**Objective:**
Copy out each line of the listing that has the word "date" in it.

+++ Input material +++

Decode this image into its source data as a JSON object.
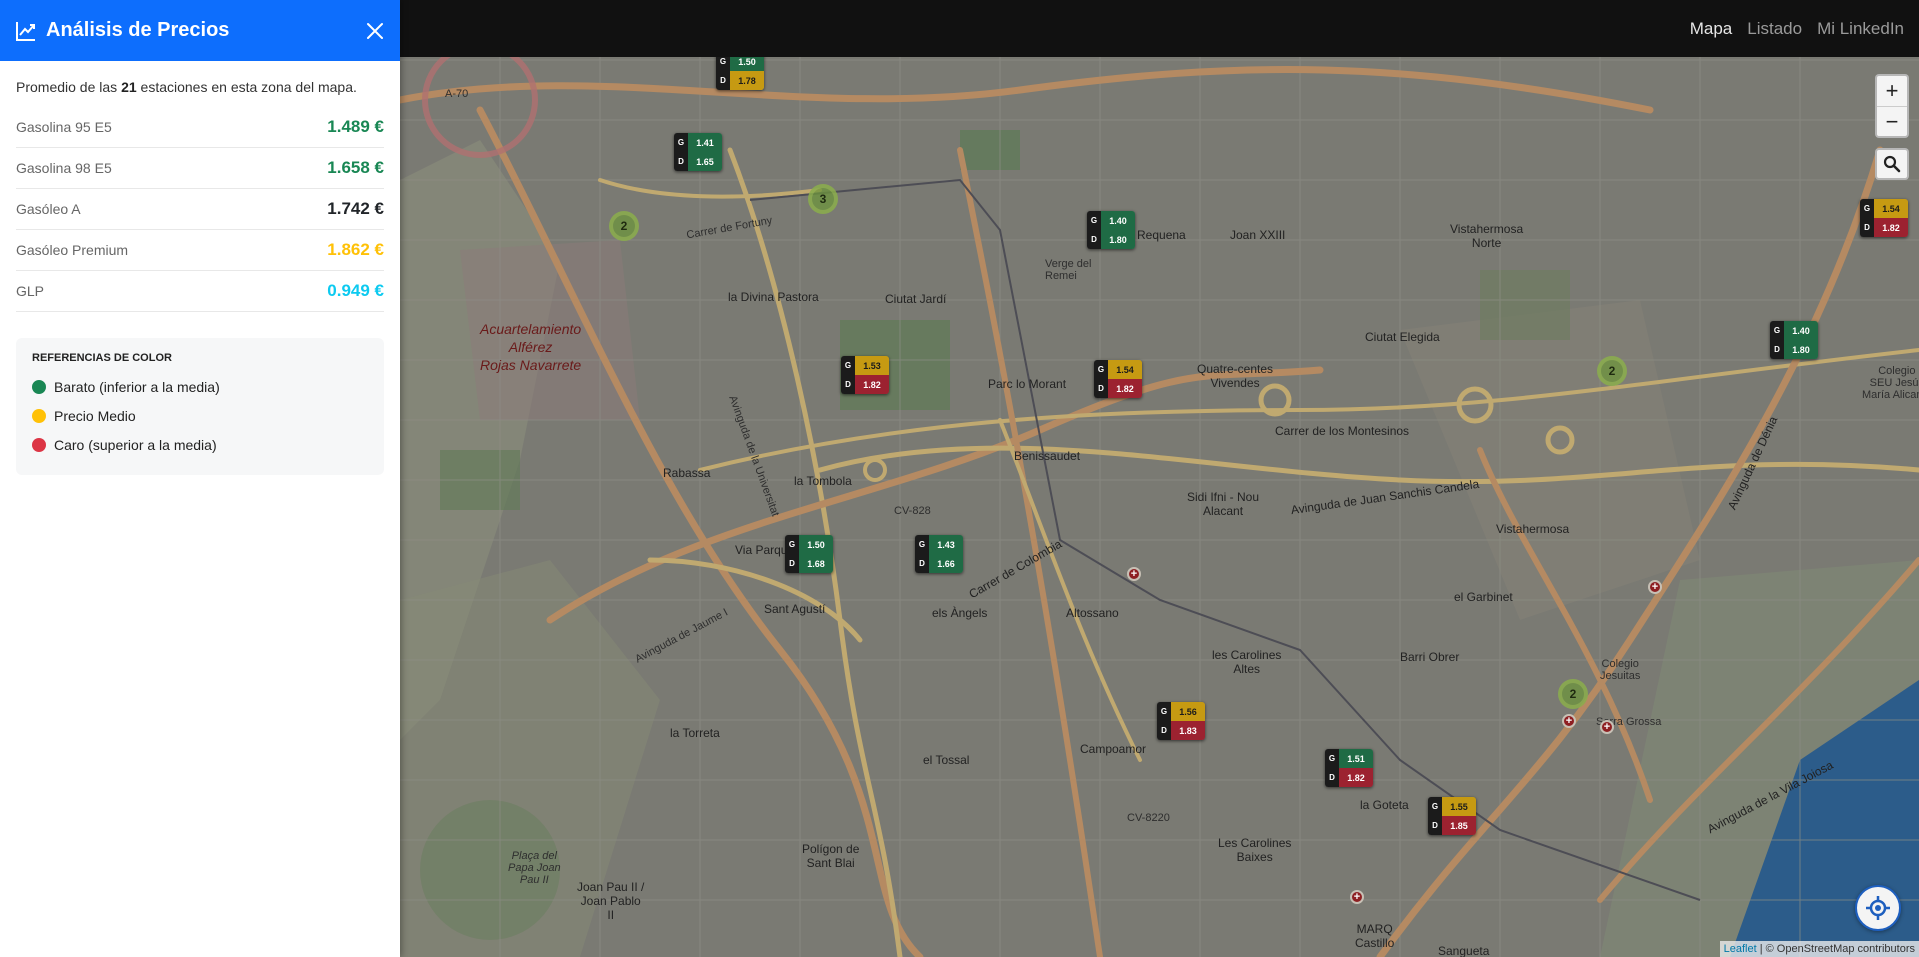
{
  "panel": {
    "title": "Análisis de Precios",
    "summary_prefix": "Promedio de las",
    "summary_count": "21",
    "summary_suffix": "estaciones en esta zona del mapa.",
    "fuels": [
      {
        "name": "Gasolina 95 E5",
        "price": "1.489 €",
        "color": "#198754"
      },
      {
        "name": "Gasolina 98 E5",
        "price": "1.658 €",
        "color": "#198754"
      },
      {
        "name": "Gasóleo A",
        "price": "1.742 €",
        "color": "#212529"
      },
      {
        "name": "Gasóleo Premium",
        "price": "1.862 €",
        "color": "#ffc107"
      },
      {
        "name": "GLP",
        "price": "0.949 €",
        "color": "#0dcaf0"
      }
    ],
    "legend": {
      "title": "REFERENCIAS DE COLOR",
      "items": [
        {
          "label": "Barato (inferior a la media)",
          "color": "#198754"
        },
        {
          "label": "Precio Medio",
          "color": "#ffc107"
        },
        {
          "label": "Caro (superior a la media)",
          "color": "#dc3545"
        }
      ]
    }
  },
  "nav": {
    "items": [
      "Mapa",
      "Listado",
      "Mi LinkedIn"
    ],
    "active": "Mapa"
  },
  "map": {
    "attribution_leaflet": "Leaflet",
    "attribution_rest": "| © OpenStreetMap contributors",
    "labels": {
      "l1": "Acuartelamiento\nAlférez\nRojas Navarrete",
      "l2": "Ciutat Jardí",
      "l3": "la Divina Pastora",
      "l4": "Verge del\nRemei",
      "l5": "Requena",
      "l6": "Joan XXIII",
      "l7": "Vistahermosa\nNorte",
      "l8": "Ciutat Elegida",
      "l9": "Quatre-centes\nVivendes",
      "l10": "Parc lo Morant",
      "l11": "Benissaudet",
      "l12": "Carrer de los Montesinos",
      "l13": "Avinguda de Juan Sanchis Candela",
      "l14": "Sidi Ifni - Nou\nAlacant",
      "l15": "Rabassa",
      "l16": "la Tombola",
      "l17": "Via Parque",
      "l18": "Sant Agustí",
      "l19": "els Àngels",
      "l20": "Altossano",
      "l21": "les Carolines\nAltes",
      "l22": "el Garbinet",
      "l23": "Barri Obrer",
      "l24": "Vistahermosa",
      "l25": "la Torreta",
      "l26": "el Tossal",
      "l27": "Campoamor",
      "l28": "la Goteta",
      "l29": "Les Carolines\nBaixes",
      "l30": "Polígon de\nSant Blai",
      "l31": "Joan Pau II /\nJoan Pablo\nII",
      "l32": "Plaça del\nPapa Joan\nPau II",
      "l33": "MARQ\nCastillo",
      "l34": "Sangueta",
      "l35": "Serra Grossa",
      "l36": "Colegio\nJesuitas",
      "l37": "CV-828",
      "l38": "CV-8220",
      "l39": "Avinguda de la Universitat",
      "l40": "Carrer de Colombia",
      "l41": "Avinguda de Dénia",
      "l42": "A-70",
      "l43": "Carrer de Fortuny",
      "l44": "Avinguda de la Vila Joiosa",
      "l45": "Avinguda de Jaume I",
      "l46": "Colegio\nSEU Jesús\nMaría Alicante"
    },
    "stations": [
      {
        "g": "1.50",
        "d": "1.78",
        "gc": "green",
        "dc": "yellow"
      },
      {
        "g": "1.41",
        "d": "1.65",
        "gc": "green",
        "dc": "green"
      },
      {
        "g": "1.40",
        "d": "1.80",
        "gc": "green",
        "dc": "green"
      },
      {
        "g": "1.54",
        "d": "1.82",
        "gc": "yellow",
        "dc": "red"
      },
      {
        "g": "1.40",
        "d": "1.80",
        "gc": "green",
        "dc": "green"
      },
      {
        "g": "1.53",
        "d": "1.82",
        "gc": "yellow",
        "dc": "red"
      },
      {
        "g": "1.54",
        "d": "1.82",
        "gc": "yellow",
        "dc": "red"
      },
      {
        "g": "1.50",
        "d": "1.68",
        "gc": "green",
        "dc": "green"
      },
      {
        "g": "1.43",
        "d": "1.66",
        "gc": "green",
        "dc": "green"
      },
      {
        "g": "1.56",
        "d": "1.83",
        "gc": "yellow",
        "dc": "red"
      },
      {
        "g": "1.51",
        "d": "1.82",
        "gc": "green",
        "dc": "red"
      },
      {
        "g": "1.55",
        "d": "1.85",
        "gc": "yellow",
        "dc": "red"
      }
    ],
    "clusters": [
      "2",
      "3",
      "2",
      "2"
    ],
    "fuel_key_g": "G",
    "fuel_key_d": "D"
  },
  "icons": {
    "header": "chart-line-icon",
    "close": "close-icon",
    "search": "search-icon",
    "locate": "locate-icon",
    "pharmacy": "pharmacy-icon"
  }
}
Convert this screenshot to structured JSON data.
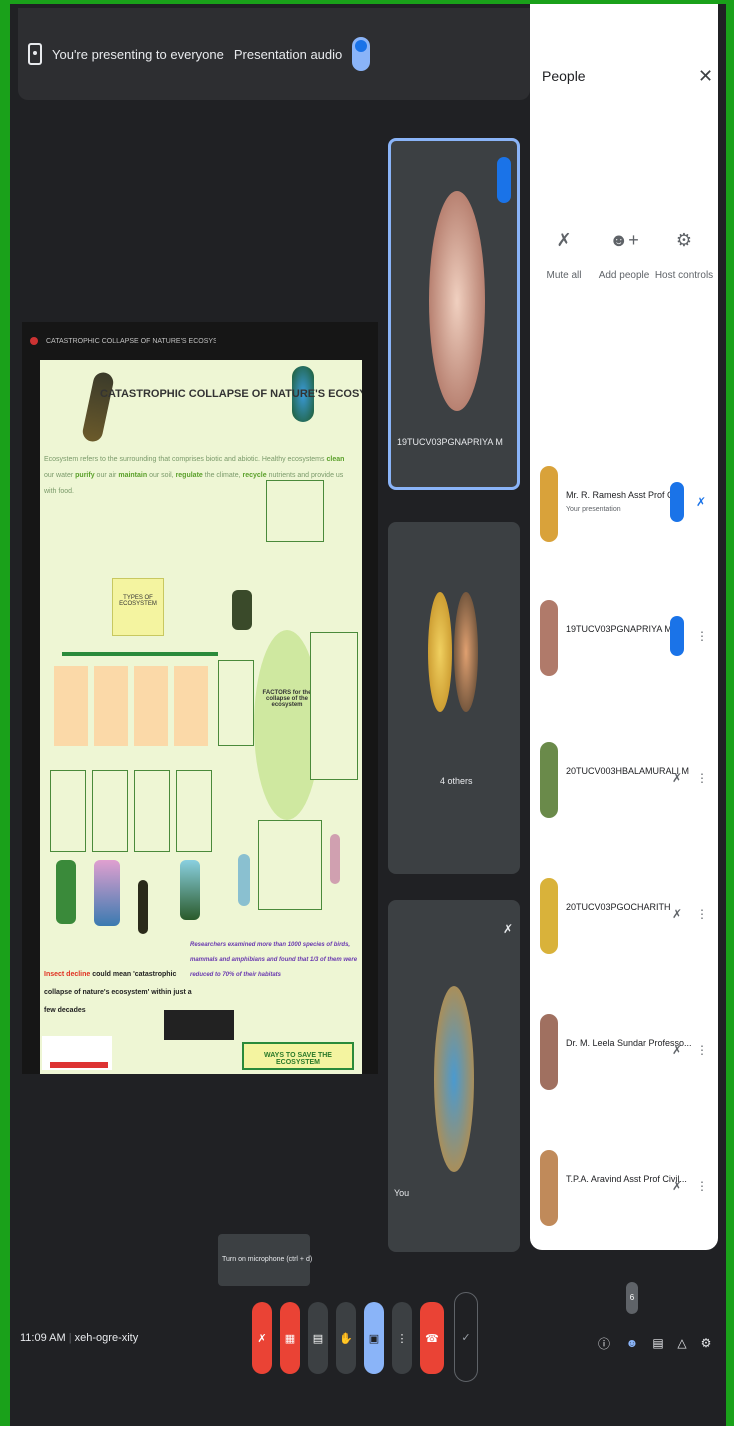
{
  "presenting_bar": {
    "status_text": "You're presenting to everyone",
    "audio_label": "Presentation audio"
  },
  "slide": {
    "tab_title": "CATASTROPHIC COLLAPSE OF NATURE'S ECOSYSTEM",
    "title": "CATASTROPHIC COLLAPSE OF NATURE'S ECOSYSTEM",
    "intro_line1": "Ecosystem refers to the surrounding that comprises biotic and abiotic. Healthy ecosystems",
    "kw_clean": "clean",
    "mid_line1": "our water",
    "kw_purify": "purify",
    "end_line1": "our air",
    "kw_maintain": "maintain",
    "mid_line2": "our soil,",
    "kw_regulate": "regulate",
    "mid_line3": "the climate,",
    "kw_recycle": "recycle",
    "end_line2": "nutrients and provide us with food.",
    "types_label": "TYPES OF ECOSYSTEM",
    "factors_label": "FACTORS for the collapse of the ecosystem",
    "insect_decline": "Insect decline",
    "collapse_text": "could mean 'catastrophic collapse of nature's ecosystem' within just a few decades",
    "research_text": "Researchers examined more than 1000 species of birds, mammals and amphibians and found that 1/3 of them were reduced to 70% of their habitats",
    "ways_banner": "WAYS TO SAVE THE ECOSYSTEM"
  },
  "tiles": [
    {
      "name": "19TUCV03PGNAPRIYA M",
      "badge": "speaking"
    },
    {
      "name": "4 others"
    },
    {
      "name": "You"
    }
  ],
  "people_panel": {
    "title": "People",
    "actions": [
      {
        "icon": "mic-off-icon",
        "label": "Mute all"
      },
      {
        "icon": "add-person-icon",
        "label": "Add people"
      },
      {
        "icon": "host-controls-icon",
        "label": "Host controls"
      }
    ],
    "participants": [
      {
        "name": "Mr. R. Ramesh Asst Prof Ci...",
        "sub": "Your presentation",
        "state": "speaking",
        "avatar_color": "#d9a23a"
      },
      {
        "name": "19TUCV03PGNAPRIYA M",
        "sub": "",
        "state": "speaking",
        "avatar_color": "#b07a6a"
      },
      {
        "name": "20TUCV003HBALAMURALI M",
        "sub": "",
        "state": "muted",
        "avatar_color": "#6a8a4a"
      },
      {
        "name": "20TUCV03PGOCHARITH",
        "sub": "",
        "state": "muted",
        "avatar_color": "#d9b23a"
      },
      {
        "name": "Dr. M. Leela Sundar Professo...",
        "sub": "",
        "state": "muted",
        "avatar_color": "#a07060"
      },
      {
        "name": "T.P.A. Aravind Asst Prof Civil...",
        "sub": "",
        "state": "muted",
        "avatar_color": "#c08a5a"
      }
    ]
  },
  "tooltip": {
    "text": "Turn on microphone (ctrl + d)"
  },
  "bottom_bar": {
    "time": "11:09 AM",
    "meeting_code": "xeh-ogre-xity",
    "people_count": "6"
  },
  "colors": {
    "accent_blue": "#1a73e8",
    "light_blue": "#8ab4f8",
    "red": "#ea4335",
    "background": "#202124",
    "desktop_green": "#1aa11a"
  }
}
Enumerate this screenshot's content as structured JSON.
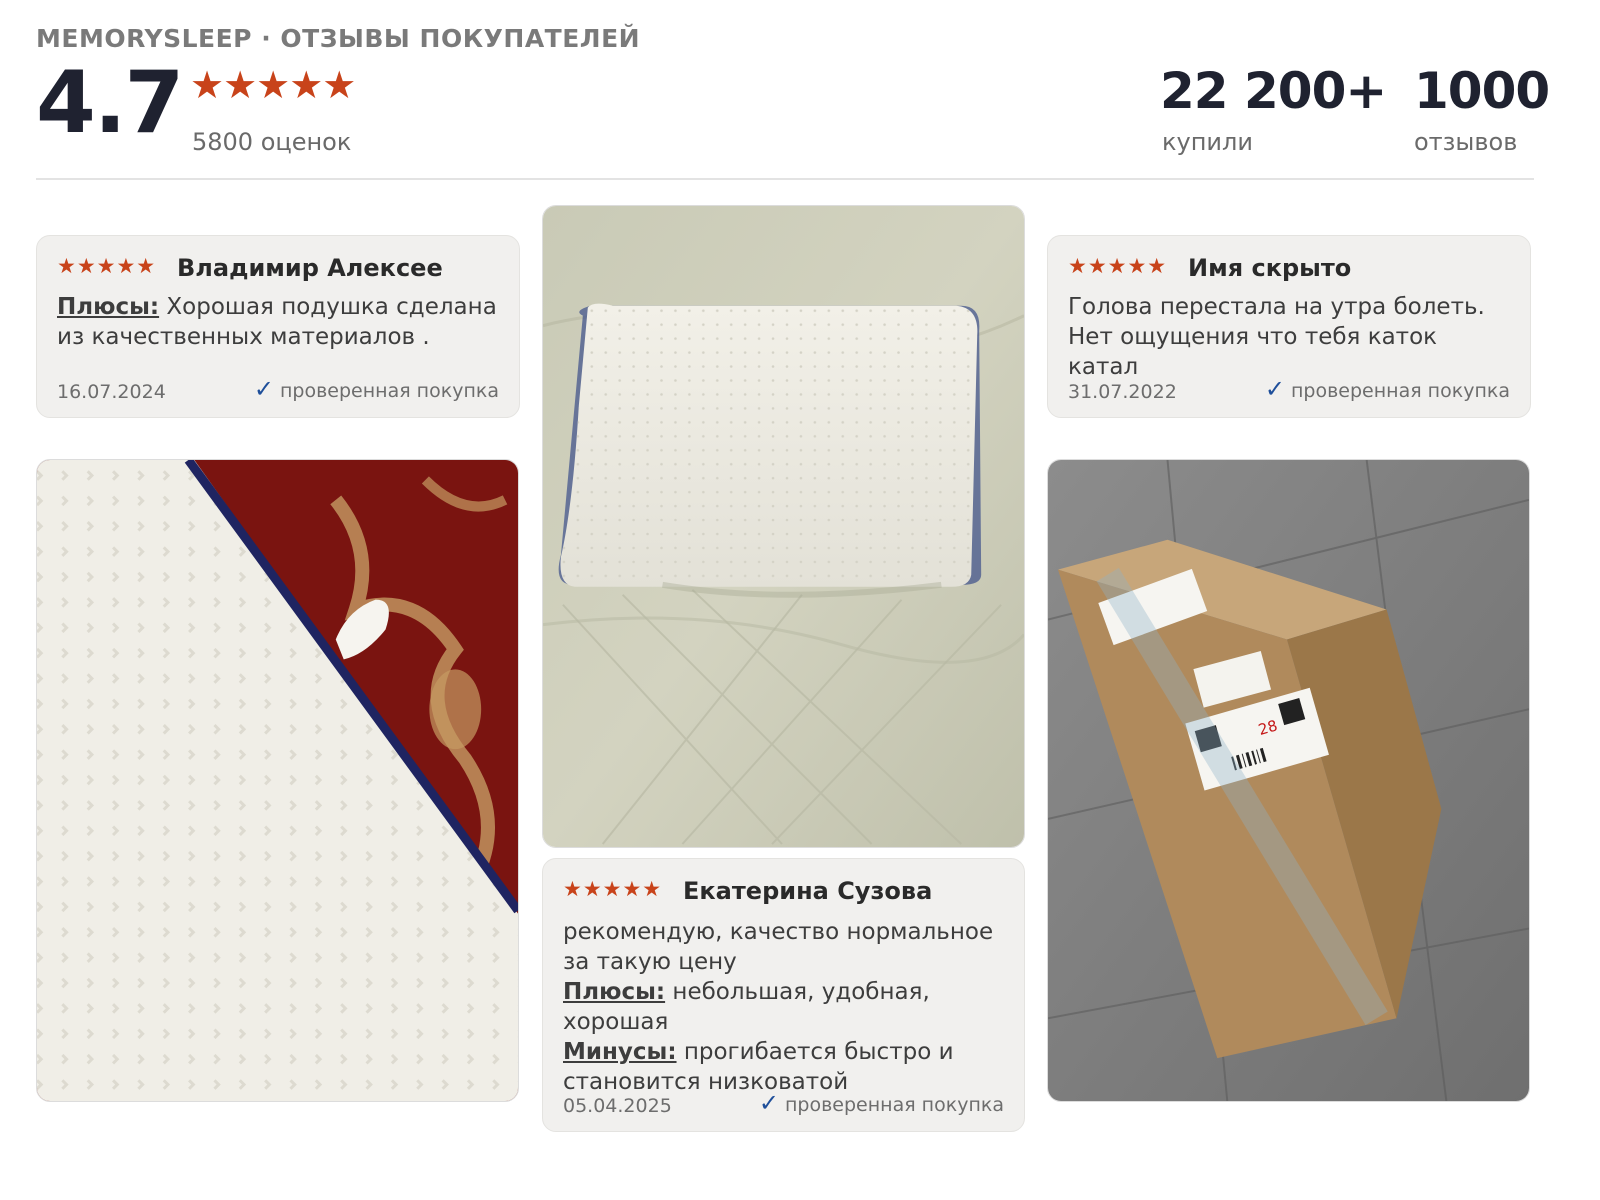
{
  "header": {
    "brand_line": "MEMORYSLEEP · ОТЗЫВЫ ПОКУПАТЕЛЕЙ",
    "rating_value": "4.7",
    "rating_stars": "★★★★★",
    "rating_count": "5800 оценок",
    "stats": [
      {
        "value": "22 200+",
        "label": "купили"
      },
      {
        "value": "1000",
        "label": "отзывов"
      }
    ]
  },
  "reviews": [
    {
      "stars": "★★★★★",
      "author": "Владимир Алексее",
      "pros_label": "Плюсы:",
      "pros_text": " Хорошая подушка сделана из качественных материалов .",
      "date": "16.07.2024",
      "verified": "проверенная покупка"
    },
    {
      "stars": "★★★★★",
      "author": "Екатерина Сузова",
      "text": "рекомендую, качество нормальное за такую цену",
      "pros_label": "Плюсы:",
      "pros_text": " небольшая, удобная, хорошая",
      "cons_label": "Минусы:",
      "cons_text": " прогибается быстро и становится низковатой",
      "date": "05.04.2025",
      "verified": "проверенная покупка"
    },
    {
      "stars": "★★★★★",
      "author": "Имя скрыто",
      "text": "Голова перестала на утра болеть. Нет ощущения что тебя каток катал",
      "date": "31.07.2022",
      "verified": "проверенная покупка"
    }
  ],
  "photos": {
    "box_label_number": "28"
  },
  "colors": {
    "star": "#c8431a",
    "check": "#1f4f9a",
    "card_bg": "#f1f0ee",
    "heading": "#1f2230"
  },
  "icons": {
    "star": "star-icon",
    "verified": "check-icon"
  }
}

+++

**Final result:**
      "date": "16.07.2024",
      "date": "05.04.2025",
      "date": "31.07.2022",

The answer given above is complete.